> _Problem details_: From the entries below, list each line with "title".

[Stored data]
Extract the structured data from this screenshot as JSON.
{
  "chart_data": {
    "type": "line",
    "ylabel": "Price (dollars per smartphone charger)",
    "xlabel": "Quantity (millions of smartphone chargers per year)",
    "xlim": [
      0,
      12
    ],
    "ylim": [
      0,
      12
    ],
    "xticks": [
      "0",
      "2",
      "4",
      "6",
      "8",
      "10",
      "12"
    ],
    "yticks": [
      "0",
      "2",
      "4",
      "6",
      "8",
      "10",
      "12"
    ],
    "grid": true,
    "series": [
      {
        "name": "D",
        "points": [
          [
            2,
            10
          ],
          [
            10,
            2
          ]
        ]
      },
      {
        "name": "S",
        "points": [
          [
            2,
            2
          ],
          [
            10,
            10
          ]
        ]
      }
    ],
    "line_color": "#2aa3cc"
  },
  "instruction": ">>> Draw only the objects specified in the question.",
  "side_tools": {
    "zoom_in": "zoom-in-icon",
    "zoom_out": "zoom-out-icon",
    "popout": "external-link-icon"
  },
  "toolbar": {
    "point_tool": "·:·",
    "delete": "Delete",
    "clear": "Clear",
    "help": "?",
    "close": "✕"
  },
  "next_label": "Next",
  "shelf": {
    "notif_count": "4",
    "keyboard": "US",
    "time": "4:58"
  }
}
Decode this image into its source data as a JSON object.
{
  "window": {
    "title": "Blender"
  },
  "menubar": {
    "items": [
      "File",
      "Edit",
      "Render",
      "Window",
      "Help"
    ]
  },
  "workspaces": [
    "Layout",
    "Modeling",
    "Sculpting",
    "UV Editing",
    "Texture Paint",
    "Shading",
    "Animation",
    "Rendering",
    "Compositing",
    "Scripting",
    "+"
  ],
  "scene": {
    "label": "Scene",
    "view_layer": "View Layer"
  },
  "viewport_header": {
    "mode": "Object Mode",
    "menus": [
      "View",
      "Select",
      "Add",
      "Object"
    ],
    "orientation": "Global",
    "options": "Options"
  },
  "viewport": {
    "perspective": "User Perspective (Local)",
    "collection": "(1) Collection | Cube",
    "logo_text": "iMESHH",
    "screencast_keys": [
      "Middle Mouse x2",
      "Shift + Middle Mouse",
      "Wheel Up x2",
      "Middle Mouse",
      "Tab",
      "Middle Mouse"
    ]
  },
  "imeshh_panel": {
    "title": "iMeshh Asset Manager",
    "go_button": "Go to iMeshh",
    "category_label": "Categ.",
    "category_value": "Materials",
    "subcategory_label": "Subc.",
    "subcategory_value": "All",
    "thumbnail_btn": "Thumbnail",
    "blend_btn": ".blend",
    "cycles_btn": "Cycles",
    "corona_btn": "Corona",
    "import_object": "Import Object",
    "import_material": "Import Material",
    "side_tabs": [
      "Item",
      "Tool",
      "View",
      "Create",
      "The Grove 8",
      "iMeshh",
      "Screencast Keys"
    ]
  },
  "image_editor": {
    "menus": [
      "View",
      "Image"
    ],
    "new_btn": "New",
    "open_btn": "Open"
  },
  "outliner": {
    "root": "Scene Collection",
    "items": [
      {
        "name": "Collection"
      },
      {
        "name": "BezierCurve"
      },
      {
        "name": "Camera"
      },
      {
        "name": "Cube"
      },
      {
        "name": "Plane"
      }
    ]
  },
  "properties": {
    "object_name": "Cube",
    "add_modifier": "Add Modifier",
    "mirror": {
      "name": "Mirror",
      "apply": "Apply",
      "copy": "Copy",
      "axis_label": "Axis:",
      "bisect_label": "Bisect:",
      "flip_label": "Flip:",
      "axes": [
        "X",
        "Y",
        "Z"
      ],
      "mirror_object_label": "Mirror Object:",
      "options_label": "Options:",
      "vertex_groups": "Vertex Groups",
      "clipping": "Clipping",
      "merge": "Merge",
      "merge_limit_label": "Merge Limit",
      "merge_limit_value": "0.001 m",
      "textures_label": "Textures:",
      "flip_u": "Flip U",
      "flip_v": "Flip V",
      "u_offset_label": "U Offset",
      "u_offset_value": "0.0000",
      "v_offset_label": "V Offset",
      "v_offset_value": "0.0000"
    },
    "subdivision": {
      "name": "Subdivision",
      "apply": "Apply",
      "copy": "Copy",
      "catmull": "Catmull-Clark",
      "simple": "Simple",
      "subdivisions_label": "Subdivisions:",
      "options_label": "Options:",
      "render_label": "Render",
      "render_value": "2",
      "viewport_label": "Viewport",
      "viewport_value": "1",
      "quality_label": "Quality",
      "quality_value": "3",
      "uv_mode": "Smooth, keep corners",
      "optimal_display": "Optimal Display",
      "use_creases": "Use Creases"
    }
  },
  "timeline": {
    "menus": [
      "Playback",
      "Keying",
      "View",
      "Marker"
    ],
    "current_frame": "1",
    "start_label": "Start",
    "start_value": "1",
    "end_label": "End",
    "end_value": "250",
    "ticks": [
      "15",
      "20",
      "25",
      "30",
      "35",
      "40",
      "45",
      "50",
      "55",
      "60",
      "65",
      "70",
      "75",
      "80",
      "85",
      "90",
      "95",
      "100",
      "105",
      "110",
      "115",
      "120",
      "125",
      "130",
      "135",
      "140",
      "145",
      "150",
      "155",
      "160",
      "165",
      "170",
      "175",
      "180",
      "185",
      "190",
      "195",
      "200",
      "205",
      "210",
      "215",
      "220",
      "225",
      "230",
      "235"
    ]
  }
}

> _Response to the task_:
    "title": "Blender"
    "title": "iMeshh Asset Manager",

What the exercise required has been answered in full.